Return every record below exactly as written, omitting any pictures.
——
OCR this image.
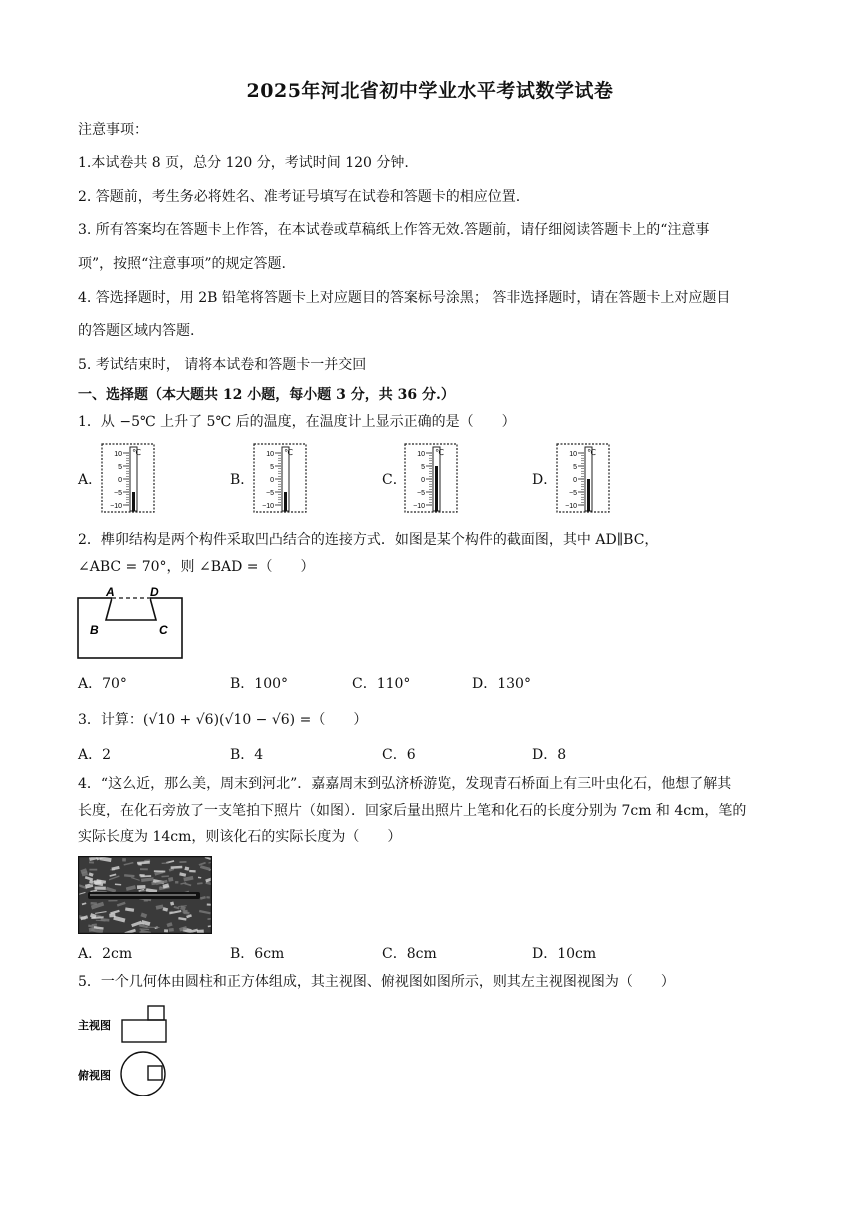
2025年河北省初中学业水平考试数学试卷
注意事项：
1.本试卷共 8 页，总分 120 分，考试时间 120 分钟.
2. 答题前，考生务必将姓名、准考证号填写在试卷和答题卡的相应位置.
3. 所有答案均在答题卡上作答，在本试卷或草稿纸上作答无效.答题前，请仔细阅读答题卡上的“注意事
项”，按照“注意事项”的规定答题.
4. 答选择题时，用 2B 铅笔将答题卡上对应题目的答案标号涂黑； 答非选择题时，请在答题卡上对应题目
的答题区域内答题.
5. 考试结束时， 请将本试卷和答题卡一并交回
一、选择题（本大题共 12 小题，每小题 3 分，共 36 分.）
1．从 −5℃ 上升了 5℃ 后的温度，在温度计上显示正确的是（　　）
A．	B．	C．	D．
10
5
0
−5
−10
℃	10
5
0
−5
−10
℃	10
5
0
−5
−10
℃	10
5
0
−5
−10
℃
2．榫卯结构是两个构件采取凹凸结合的连接方式．如图是某个构件的截面图，其中 AD∥BC，
∠ABC = 70°，则 ∠BAD =（　　）
A	D
B	C
A．70°	B．100°	C．110°	D．130°
3．计算：(√10 + √6)(√10 − √6) =（　　）
A．2	B．4	C．6	D．8
4．“这么近，那么美，周末到河北”．嘉嘉周末到弘济桥游览，发现青石桥面上有三叶虫化石，他想了解其
长度，在化石旁放了一支笔拍下照片（如图）．回家后量出照片上笔和化石的长度分别为 7cm 和 4cm，笔的
实际长度为 14cm，则该化石的实际长度为（　　）
A．2cm	B．6cm	C．8cm	D．10cm
5．一个几何体由圆柱和正方体组成，其主视图、俯视图如图所示，则其左主视图视图为（　　）
主视图
俯视图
——
▶ _Correct output_
OCR this image.
2025年河北省初中学业水平考试数学试卷
注意事项：
1.本试卷共 8 页，总分 120 分，考试时间 120 分钟.
2. 答题前，考生务必将姓名、准考证号填写在试卷和答题卡的相应位置.
3. 所有答案均在答题卡上作答，在本试卷或草稿纸上作答无效.答题前，请仔细阅读答题卡上的“注意事
项”，按照“注意事项”的规定答题.
4. 答选择题时，用 2B 铅笔将答题卡上对应题目的答案标号涂黑； 答非选择题时，请在答题卡上对应题目
的答题区域内答题.
5. 考试结束时， 请将本试卷和答题卡一并交回
一、选择题（本大题共 12 小题，每小题 3 分，共 36 分.）
1．从 −5℃ 上升了 5℃ 后的温度，在温度计上显示正确的是（　　）
A．	B．	C．	D．
10
5
0
−5
−10
℃	10
5
0
−5
−10
℃	10
5
0
−5
−10
℃	10
5
0
−5
−10
℃
2．榫卯结构是两个构件采取凹凸结合的连接方式．如图是某个构件的截面图，其中 AD∥BC，
∠ABC = 70°，则 ∠BAD =（　　）
A	D
B	C
A．70°	B．100°	C．110°	D．130°
3．计算：(√10 + √6)(√10 − √6) =（　　）
A．2	B．4	C．6	D．8
4．“这么近，那么美，周末到河北”．嘉嘉周末到弘济桥游览，发现青石桥面上有三叶虫化石，他想了解其
长度，在化石旁放了一支笔拍下照片（如图）．回家后量出照片上笔和化石的长度分别为 7cm 和 4cm，笔的
实际长度为 14cm，则该化石的实际长度为（　　）
A．2cm	B．6cm	C．8cm	D．10cm
5．一个几何体由圆柱和正方体组成，其主视图、俯视图如图所示，则其左主视图视图为（　　）
主视图
俯视图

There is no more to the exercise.